**Input**
────────────────
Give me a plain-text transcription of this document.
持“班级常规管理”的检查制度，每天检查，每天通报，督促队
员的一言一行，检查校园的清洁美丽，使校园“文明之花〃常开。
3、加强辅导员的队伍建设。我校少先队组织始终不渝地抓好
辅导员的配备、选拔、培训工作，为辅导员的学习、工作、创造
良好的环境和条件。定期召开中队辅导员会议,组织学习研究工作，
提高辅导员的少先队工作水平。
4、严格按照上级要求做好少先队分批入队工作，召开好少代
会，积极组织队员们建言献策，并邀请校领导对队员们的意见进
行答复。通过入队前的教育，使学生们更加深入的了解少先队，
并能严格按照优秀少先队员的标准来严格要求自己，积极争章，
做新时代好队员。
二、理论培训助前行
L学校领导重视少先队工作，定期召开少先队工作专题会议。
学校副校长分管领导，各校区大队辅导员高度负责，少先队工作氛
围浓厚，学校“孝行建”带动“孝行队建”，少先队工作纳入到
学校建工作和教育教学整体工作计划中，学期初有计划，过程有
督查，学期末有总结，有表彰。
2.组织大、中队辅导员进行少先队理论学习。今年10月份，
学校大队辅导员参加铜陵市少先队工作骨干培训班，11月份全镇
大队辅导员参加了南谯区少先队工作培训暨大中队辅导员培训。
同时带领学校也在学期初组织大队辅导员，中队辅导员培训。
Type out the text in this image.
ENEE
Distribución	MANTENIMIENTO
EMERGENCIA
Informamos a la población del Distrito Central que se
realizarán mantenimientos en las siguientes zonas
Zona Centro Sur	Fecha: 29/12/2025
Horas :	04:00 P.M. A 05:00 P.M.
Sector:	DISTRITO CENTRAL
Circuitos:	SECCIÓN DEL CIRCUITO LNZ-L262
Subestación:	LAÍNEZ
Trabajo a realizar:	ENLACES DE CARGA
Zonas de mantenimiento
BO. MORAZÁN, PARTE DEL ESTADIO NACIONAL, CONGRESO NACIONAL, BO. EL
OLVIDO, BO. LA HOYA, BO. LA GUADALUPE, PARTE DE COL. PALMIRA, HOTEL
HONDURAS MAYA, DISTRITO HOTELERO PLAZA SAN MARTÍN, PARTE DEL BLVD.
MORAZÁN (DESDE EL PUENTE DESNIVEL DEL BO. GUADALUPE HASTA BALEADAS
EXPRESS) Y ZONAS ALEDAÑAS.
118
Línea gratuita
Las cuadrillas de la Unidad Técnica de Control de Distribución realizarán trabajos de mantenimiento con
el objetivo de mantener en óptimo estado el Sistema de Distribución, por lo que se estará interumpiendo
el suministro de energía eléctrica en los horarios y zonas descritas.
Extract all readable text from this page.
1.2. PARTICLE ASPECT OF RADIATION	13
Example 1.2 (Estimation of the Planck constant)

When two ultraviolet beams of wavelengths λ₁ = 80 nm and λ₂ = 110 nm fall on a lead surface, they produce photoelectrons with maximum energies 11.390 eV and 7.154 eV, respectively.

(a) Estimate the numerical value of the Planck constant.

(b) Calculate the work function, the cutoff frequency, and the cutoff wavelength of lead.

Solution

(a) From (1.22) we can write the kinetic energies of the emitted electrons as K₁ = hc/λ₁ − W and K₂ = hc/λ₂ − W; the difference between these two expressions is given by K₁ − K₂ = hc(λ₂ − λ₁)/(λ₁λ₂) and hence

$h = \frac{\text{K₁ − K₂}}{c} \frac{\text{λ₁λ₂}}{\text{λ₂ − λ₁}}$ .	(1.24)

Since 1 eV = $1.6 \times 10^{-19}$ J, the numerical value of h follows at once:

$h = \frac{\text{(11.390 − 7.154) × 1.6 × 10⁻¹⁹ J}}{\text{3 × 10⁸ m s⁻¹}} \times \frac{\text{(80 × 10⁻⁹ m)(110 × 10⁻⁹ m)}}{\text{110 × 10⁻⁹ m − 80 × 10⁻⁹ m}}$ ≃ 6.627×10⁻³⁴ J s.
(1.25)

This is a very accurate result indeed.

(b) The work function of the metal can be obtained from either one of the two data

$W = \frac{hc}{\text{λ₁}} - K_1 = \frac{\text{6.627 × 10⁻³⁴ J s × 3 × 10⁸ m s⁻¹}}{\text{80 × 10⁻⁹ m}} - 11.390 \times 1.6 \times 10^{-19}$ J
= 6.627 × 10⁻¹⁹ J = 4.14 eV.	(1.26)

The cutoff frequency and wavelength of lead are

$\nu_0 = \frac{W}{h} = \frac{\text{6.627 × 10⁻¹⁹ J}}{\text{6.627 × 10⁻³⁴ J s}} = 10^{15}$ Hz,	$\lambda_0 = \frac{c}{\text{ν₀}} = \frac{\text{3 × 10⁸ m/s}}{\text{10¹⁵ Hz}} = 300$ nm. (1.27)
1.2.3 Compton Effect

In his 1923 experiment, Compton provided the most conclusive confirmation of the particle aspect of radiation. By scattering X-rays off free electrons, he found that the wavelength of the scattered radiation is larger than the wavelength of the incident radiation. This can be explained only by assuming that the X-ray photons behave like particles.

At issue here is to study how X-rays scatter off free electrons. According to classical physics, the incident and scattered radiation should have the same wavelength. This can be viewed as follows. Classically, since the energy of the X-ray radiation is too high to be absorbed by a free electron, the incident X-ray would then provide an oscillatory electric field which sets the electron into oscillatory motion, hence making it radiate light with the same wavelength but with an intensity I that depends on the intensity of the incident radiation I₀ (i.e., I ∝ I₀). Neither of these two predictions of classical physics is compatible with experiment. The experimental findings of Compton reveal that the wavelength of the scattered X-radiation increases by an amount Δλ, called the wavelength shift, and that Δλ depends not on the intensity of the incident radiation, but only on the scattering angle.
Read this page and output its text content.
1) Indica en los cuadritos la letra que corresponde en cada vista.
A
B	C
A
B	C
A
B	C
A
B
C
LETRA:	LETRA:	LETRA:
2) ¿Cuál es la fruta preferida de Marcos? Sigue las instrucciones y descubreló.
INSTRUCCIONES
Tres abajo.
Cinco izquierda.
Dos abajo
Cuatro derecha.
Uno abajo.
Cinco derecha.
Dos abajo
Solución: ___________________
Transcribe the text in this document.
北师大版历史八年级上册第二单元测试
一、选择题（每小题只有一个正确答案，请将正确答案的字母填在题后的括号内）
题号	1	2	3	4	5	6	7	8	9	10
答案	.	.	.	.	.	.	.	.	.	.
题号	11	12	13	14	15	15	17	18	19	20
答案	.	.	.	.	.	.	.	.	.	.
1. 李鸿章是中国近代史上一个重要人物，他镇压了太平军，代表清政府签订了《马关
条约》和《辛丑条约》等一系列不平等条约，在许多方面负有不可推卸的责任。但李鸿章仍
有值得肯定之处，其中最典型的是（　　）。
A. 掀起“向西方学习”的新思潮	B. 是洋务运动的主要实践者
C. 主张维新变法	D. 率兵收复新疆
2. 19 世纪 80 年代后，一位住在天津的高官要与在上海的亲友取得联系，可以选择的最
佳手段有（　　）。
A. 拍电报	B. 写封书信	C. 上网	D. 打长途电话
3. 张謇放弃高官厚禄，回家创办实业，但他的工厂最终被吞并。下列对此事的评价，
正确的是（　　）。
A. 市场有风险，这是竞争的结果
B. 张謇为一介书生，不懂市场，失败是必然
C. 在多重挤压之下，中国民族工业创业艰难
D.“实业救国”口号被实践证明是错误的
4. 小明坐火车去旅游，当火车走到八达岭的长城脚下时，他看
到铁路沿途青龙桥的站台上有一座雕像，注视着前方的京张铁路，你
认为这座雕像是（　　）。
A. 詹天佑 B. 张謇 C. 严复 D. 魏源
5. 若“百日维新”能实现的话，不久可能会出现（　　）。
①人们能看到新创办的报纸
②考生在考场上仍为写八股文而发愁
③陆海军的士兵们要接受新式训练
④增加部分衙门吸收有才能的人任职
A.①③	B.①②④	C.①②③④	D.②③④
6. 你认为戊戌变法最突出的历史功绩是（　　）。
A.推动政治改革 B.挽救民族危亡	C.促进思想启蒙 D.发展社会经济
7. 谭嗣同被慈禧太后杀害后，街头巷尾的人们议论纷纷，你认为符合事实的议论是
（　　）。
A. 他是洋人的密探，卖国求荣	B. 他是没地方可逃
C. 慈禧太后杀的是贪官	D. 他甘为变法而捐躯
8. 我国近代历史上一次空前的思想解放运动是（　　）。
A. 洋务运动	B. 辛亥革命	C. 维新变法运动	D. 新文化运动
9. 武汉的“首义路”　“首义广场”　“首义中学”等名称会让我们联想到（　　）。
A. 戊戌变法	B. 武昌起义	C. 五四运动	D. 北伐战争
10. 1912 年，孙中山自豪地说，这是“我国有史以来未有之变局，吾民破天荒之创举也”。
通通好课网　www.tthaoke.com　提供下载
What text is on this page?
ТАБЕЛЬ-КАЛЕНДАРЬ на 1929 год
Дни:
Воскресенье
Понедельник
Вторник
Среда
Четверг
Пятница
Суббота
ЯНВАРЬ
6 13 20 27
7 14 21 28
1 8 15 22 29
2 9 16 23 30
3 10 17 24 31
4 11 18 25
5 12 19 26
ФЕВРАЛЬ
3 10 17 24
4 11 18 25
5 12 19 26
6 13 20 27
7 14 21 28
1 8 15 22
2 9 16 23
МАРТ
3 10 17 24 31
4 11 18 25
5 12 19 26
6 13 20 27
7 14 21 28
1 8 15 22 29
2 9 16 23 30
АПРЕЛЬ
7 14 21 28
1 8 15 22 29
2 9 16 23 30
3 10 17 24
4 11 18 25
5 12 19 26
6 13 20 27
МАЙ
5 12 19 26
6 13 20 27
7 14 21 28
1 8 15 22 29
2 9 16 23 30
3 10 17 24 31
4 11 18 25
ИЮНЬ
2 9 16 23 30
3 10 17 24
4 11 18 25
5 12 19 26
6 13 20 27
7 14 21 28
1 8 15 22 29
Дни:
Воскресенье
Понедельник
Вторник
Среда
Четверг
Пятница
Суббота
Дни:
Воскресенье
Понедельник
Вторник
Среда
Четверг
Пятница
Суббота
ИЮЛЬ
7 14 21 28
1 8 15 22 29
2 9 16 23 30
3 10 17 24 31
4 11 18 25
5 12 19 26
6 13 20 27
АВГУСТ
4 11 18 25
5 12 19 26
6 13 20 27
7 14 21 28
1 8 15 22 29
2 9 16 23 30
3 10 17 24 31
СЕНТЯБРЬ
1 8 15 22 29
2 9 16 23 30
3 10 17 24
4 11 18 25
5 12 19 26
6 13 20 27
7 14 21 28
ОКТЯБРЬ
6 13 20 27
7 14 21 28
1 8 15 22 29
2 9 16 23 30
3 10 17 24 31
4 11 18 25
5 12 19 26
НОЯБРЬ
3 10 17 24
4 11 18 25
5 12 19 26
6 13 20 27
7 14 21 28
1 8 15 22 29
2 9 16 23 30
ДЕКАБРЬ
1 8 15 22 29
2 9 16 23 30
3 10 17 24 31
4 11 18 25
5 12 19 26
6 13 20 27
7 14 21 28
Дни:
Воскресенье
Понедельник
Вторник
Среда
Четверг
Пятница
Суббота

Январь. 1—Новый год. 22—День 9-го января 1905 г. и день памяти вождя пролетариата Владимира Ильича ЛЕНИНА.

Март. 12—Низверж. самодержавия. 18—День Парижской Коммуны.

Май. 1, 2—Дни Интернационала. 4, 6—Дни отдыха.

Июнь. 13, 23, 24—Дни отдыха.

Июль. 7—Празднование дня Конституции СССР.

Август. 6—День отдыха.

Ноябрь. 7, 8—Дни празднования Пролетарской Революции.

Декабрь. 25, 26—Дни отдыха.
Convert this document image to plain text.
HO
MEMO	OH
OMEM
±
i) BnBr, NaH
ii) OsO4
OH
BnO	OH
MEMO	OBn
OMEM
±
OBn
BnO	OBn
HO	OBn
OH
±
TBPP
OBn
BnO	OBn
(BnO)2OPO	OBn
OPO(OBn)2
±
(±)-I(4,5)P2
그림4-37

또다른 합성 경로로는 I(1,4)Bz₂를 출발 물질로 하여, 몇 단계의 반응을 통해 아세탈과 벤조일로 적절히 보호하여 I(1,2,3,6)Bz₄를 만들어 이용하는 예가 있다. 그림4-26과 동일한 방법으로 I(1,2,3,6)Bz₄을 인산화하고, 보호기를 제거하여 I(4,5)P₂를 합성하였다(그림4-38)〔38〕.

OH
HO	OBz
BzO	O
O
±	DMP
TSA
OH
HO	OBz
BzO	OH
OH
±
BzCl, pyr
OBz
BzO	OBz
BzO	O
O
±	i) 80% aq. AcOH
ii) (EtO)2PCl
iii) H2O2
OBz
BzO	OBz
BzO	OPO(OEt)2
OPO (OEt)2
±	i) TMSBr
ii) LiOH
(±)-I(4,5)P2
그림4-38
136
────────────────
**Aim**
Report how many lines in this data include the string "Distribución", and nothing else.

**Expected output**
3